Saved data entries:
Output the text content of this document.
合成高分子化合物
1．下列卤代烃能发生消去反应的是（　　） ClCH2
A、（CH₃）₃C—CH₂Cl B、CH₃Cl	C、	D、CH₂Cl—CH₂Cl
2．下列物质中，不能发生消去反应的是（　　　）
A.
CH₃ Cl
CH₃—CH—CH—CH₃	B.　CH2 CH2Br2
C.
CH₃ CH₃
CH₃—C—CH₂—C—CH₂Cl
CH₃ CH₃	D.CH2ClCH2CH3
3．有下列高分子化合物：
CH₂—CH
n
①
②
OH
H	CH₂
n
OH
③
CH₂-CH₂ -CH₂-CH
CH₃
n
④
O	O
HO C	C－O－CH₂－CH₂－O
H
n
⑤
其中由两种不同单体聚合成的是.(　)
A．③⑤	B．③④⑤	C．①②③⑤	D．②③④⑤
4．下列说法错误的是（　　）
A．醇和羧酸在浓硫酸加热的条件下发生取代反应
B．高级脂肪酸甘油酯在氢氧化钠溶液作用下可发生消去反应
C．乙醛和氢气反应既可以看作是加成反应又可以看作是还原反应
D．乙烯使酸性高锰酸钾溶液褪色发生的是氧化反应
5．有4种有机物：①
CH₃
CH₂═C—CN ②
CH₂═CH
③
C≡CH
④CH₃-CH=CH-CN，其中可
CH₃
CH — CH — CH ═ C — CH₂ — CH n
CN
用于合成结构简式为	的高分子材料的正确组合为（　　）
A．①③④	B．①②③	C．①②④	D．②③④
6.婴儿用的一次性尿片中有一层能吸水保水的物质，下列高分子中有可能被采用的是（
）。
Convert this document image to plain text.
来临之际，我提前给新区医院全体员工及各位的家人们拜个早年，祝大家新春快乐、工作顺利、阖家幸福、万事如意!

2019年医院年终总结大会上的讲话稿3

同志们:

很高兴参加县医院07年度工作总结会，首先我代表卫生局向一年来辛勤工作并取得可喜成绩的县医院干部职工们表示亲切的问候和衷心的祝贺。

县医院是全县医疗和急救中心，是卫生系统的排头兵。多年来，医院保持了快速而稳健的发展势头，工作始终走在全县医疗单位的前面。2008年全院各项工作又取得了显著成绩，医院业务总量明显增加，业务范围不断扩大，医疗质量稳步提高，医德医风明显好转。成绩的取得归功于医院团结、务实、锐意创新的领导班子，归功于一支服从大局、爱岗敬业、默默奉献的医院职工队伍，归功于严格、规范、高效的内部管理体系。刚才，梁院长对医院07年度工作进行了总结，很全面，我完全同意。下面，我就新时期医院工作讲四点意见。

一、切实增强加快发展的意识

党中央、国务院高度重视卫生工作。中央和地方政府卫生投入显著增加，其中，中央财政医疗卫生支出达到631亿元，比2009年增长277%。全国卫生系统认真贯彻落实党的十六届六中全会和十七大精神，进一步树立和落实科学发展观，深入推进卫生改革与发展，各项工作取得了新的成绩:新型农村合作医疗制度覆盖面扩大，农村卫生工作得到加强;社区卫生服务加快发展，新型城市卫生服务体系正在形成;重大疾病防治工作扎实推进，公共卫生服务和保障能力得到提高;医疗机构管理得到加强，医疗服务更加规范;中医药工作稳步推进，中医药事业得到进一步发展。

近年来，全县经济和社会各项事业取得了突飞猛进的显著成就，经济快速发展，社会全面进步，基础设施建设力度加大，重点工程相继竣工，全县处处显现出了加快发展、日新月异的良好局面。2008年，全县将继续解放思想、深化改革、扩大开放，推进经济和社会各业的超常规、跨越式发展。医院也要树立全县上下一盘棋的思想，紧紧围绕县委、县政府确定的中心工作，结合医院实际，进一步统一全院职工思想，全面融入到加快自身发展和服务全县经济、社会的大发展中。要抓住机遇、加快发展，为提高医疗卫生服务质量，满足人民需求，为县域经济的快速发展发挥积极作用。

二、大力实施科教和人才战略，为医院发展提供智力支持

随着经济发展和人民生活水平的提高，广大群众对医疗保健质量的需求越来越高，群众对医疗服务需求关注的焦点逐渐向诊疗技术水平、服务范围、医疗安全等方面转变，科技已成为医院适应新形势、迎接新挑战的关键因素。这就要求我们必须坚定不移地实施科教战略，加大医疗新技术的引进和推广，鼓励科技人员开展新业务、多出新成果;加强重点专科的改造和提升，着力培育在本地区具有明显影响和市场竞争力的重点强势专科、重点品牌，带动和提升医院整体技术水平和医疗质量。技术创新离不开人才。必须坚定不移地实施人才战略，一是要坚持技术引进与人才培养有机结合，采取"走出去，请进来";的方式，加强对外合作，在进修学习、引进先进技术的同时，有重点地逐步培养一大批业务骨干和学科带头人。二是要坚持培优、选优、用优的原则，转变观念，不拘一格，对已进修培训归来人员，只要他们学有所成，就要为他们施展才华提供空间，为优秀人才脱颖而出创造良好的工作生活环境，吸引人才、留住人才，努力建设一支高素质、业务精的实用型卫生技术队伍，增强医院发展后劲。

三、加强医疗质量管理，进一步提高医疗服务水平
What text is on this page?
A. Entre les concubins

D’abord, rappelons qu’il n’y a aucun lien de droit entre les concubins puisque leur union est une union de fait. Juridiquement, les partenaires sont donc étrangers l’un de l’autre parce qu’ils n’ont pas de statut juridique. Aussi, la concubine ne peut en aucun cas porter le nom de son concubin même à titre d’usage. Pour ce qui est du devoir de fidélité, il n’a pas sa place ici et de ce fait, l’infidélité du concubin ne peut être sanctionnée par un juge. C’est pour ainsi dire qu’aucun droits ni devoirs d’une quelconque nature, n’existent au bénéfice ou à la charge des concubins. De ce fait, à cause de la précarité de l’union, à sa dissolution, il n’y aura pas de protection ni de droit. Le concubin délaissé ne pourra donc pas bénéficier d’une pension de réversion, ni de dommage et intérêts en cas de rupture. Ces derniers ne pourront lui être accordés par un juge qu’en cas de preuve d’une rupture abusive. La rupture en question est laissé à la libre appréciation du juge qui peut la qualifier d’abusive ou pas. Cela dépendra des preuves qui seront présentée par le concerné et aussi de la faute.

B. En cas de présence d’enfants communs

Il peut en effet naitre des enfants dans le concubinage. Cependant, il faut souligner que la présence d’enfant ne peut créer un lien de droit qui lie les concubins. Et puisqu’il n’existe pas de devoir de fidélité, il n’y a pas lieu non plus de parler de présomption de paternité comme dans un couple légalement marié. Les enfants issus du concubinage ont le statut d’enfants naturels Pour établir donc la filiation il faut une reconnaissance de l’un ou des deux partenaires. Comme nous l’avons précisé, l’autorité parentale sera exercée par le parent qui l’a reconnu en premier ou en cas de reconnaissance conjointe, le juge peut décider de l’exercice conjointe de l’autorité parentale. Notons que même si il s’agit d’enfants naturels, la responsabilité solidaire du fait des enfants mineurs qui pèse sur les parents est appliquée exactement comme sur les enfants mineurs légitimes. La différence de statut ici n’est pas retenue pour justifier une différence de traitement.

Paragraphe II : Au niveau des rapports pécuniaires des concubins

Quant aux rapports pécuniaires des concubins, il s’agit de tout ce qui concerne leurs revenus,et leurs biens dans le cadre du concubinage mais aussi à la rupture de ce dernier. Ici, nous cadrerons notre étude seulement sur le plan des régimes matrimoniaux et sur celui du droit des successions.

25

→ **Request**: Pick out all lines containing the string "rapports".

→ **Task output**:
Paragraphe II : Au niveau des rapports pécuniaires des concubins
Quant aux rapports pécuniaires des concubins, il s’agit de tout ce qui concerne leurs revenus,et leurs biens dans le cadre du concubinage mais aussi à la rupture de ce dernier. Ici, nous cadrerons notre étude seulement sur le plan des régimes matrimoniaux et sur celui du droit des successions.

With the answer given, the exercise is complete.